**TASK TO CARRY OUT**:
Every line of the material below should be repeated exactly.

START MATERIAL

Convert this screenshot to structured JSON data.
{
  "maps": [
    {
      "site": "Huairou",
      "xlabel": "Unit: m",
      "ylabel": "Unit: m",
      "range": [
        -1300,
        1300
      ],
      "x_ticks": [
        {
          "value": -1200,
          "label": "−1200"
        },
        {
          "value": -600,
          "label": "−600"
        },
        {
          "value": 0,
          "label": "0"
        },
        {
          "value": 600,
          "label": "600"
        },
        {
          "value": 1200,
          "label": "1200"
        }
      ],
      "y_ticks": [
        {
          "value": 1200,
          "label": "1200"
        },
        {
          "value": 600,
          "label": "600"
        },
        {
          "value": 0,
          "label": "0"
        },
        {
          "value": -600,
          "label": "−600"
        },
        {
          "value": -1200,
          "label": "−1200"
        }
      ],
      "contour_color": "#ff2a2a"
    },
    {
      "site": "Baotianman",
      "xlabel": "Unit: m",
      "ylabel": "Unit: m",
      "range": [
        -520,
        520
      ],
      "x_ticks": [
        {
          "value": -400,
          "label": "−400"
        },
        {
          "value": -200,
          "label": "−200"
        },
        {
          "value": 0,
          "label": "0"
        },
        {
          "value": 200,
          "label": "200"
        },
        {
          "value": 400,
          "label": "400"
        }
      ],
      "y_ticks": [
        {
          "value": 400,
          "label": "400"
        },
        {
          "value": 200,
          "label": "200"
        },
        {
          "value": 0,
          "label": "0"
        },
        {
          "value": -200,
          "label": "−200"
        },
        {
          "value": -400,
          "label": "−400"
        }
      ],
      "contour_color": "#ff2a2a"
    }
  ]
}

END MATERIAL

**CORRECT OUTPUT**:
Convert this screenshot to structured JSON data.
{
  "maps": [
    {
      "site": "Huairou",
      "xlabel": "Unit: m",
      "ylabel": "Unit: m",
      "range": [
        -1300,
        1300
      ],
      "x_ticks": [
        {
          "value": -1200,
          "label": "−1200"
        },
        {
          "value": -600,
          "label": "−600"
        },
        {
          "value": 0,
          "label": "0"
        },
        {
          "value": 600,
          "label": "600"
        },
        {
          "value": 1200,
          "label": "1200"
        }
      ],
      "y_ticks": [
        {
          "value": 1200,
          "label": "1200"
        },
        {
          "value": 600,
          "label": "600"
        },
        {
          "value": 0,
          "label": "0"
        },
        {
          "value": -600,
          "label": "−600"
        },
        {
          "value": -1200,
          "label": "−1200"
        }
      ],
      "contour_color": "#ff2a2a"
    },
    {
      "site": "Baotianman",
      "xlabel": "Unit: m",
      "ylabel": "Unit: m",
      "range": [
        -520,
        520
      ],
      "x_ticks": [
        {
          "value": -400,
          "label": "−400"
        },
        {
          "value": -200,
          "label": "−200"
        },
        {
          "value": 0,
          "label": "0"
        },
        {
          "value": 200,
          "label": "200"
        },
        {
          "value": 400,
          "label": "400"
        }
      ],
      "y_ticks": [
        {
          "value": 400,
          "label": "400"
        },
        {
          "value": 200,
          "label": "200"
        },
        {
          "value": 0,
          "label": "0"
        },
        {
          "value": -200,
          "label": "−200"
        },
        {
          "value": -400,
          "label": "−400"
        }
      ],
      "contour_color": "#ff2a2a"
    }
  ]
}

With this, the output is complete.